STATED PROBLEM — Report how many lines hold the word "chart"; answer with the number alone.

(Records from a dataset)
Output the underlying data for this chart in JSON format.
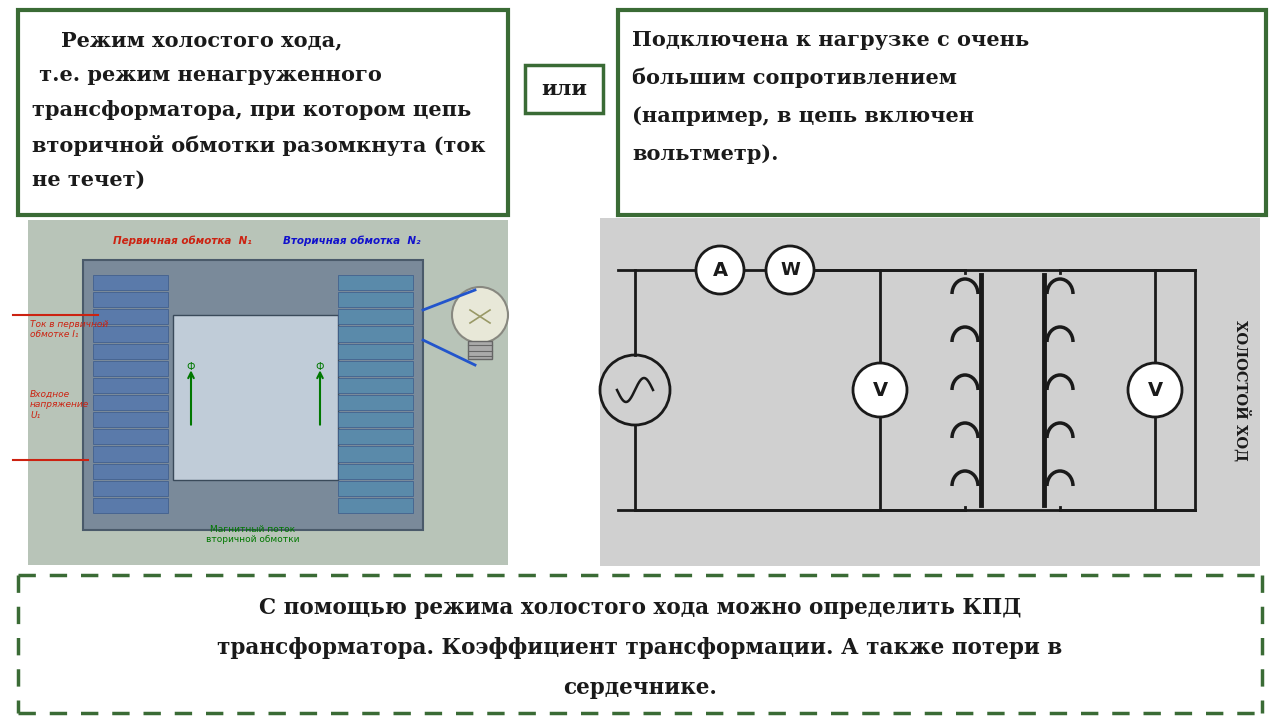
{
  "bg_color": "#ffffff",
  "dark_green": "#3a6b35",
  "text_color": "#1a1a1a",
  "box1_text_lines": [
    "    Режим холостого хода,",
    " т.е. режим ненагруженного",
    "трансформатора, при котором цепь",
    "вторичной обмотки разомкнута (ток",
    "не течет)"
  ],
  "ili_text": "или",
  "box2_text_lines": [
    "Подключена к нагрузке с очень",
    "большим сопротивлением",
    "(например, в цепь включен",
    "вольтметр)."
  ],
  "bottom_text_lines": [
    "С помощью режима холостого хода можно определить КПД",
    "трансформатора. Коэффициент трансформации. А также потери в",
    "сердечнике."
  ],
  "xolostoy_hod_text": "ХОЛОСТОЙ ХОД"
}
---
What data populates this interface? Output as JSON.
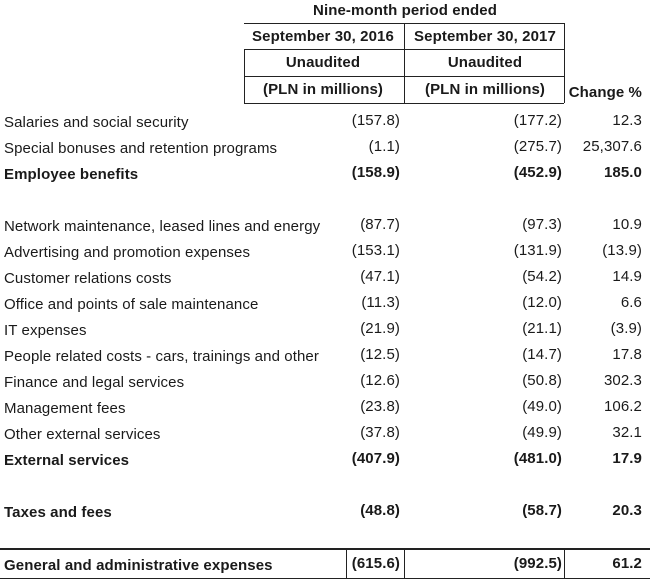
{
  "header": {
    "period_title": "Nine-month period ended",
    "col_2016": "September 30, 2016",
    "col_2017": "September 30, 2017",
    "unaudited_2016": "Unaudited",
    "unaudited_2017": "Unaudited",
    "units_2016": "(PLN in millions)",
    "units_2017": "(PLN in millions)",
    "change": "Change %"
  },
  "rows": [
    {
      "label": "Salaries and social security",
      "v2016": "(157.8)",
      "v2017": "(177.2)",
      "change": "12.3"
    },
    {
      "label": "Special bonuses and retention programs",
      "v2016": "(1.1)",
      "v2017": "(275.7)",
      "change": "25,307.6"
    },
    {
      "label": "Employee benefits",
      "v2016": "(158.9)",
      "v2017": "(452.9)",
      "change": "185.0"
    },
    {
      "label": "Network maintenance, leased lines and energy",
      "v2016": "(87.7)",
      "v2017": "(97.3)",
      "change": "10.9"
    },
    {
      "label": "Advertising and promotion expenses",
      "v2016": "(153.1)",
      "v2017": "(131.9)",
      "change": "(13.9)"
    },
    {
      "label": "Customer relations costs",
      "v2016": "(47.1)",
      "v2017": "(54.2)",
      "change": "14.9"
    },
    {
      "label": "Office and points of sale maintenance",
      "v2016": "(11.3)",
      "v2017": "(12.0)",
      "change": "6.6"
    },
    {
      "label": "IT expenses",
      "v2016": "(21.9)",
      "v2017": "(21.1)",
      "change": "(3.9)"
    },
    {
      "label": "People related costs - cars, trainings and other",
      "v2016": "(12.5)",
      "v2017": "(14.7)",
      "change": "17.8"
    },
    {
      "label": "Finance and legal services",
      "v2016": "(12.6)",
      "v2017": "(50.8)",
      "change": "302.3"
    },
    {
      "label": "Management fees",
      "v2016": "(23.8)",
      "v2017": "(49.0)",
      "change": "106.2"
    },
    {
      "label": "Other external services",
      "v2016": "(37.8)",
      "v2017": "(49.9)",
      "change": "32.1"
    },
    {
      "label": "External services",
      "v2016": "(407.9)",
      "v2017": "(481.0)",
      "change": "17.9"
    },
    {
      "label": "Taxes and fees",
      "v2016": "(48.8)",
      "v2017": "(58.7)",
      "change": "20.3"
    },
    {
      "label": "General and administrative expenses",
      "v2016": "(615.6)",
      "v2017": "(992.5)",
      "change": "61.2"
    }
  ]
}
--
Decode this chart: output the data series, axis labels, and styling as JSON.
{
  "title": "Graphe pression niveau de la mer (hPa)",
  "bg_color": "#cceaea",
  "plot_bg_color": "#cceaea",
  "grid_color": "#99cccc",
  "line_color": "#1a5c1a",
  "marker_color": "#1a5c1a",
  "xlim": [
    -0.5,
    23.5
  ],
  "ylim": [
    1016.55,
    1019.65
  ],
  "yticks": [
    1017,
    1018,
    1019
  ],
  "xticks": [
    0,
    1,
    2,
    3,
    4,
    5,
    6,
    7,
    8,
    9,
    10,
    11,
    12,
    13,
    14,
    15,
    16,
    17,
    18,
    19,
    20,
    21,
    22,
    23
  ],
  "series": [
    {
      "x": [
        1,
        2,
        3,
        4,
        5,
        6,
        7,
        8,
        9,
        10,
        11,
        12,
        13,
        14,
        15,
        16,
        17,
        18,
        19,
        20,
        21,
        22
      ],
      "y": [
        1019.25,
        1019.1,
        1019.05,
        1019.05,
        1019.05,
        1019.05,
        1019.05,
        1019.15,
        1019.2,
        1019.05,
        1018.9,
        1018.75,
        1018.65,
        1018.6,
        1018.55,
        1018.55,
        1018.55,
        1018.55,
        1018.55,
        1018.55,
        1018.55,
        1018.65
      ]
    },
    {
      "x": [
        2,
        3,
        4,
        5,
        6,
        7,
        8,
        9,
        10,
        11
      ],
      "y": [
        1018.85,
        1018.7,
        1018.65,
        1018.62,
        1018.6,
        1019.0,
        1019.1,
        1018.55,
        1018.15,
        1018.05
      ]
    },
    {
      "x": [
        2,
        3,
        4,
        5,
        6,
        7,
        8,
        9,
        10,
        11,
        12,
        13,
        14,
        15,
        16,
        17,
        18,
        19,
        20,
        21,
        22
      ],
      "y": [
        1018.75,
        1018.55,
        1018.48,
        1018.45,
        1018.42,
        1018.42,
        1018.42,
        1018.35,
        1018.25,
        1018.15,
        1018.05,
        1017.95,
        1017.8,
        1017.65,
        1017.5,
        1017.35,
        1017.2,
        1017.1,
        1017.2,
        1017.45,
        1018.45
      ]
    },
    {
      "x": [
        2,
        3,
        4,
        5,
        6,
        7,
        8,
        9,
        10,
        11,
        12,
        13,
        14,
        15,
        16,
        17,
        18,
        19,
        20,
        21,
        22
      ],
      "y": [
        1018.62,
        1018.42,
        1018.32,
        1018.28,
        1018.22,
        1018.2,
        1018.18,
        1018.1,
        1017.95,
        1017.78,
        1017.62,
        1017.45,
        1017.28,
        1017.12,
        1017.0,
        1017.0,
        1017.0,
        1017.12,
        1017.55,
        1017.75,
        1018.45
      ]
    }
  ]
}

THE SOLUTION — 2